═════ Dataset extract
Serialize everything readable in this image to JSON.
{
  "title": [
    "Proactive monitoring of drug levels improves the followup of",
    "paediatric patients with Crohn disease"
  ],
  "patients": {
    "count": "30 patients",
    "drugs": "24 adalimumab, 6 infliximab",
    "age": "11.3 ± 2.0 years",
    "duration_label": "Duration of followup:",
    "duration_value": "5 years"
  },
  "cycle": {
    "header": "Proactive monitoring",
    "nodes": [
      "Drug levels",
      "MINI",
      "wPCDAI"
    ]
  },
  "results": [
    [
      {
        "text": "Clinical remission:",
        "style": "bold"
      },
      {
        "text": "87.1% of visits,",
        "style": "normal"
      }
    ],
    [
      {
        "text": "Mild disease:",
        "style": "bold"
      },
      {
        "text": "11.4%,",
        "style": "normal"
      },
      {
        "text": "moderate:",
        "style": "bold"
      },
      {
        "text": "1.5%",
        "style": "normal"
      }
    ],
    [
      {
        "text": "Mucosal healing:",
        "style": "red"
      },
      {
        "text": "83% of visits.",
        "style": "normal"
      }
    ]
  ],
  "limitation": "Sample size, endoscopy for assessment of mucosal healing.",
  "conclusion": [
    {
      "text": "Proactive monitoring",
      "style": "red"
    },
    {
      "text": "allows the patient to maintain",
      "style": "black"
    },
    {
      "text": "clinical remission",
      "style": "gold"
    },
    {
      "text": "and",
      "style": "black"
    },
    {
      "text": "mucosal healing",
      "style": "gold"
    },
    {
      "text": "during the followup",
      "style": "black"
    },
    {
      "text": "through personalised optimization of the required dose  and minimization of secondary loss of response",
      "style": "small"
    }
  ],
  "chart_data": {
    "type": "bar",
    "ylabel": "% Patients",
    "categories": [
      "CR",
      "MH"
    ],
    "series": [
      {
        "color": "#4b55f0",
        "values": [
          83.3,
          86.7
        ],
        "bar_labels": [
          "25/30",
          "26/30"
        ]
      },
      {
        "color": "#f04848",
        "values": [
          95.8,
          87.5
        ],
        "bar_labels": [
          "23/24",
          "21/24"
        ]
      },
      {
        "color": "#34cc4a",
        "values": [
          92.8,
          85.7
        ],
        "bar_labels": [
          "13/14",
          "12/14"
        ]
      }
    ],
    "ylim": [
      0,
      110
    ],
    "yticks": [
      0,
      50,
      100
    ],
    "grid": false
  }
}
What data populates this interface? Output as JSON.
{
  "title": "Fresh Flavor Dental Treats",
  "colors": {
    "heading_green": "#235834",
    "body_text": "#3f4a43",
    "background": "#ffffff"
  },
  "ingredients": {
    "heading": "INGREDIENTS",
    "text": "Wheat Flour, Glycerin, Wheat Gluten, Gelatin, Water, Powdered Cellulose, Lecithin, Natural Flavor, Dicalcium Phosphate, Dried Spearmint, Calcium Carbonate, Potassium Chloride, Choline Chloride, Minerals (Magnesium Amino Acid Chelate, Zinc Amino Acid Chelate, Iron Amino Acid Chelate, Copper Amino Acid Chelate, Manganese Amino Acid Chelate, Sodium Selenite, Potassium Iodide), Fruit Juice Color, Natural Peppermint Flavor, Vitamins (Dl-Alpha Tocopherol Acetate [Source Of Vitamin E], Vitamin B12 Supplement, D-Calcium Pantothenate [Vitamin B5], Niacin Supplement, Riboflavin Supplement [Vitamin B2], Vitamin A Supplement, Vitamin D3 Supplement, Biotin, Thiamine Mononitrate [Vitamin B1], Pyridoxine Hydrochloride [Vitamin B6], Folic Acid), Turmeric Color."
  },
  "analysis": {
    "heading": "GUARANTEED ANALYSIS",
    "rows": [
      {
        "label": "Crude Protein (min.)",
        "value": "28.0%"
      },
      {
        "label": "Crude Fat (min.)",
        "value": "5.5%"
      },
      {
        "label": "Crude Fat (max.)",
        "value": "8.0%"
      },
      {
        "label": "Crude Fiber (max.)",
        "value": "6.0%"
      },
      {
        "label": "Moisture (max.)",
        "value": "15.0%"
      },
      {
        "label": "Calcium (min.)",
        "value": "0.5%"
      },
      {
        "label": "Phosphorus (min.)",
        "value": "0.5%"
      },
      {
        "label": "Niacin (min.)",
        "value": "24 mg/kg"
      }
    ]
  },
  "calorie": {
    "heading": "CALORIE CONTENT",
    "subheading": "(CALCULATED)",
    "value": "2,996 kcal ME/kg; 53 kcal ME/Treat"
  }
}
══════════
Word for word, return all of the records.

• [Exercise response]:
Serialize everything readable in this image to JSON.
{
  "title": [
    "Proactive monitoring of drug levels improves the followup of",
    "paediatric patients with Crohn disease"
  ],
  "patients": {
    "count": "30 patients",
    "drugs": "24 adalimumab, 6 infliximab",
    "age": "11.3 ± 2.0 years",
    "duration_label": "Duration of followup:",
    "duration_value": "5 years"
  },
  "cycle": {
    "header": "Proactive monitoring",
    "nodes": [
      "Drug levels",
      "MINI",
      "wPCDAI"
    ]
  },
  "results": [
    [
      {
        "text": "Clinical remission:",
        "style": "bold"
      },
      {
        "text": "87.1% of visits,",
        "style": "normal"
      }
    ],
    [
      {
        "text": "Mild disease:",
        "style": "bold"
      },
      {
        "text": "11.4%,",
        "style": "normal"
      },
      {
        "text": "moderate:",
        "style": "bold"
      },
      {
        "text": "1.5%",
        "style": "normal"
      }
    ],
    [
      {
        "text": "Mucosal healing:",
        "style": "red"
      },
      {
        "text": "83% of visits.",
        "style": "normal"
      }
    ]
  ],
  "limitation": "Sample size, endoscopy for assessment of mucosal healing.",
  "conclusion": [
    {
      "text": "Proactive monitoring",
      "style": "red"
    },
    {
      "text": "allows the patient to maintain",
      "style": "black"
    },
    {
      "text": "clinical remission",
      "style": "gold"
    },
    {
      "text": "and",
      "style": "black"
    },
    {
      "text": "mucosal healing",
      "style": "gold"
    },
    {
      "text": "during the followup",
      "style": "black"
    },
    {
      "text": "through personalised optimization of the required dose  and minimization of secondary loss of response",
      "style": "small"
    }
  ],
  "chart_data": {
    "type": "bar",
    "ylabel": "% Patients",
    "categories": [
      "CR",
      "MH"
    ],
    "series": [
      {
        "color": "#4b55f0",
        "values": [
          83.3,
          86.7
        ],
        "bar_labels": [
          "25/30",
          "26/30"
        ]
      },
      {
        "color": "#f04848",
        "values": [
          95.8,
          87.5
        ],
        "bar_labels": [
          "23/24",
          "21/24"
        ]
      },
      {
        "color": "#34cc4a",
        "values": [
          92.8,
          85.7
        ],
        "bar_labels": [
          "13/14",
          "12/14"
        ]
      }
    ],
    "ylim": [
      0,
      110
    ],
    "yticks": [
      0,
      50,
      100
    ],
    "grid": false
  }
}
What data populates this interface? Output as JSON.
{
  "title": "Fresh Flavor Dental Treats",
  "colors": {
    "heading_green": "#235834",
    "body_text": "#3f4a43",
    "background": "#ffffff"
  },
  "ingredients": {
    "heading": "INGREDIENTS",
    "text": "Wheat Flour, Glycerin, Wheat Gluten, Gelatin, Water, Powdered Cellulose, Lecithin, Natural Flavor, Dicalcium Phosphate, Dried Spearmint, Calcium Carbonate, Potassium Chloride, Choline Chloride, Minerals (Magnesium Amino Acid Chelate, Zinc Amino Acid Chelate, Iron Amino Acid Chelate, Copper Amino Acid Chelate, Manganese Amino Acid Chelate, Sodium Selenite, Potassium Iodide), Fruit Juice Color, Natural Peppermint Flavor, Vitamins (Dl-Alpha Tocopherol Acetate [Source Of Vitamin E], Vitamin B12 Supplement, D-Calcium Pantothenate [Vitamin B5], Niacin Supplement, Riboflavin Supplement [Vitamin B2], Vitamin A Supplement, Vitamin D3 Supplement, Biotin, Thiamine Mononitrate [Vitamin B1], Pyridoxine Hydrochloride [Vitamin B6], Folic Acid), Turmeric Color."
  },
  "analysis": {
    "heading": "GUARANTEED ANALYSIS",
    "rows": [
      {
        "label": "Crude Protein (min.)",
        "value": "28.0%"
      },
      {
        "label": "Crude Fat (min.)",
        "value": "5.5%"
      },
      {
        "label": "Crude Fat (max.)",
        "value": "8.0%"
      },
      {
        "label": "Crude Fiber (max.)",
        "value": "6.0%"
      },
      {
        "label": "Moisture (max.)",
        "value": "15.0%"
      },
      {
        "label": "Calcium (min.)",
        "value": "0.5%"
      },
      {
        "label": "Phosphorus (min.)",
        "value": "0.5%"
      },
      {
        "label": "Niacin (min.)",
        "value": "24 mg/kg"
      }
    ]
  },
  "calorie": {
    "heading": "CALORIE CONTENT",
    "subheading": "(CALCULATED)",
    "value": "2,996 kcal ME/kg; 53 kcal ME/Treat"
  }
}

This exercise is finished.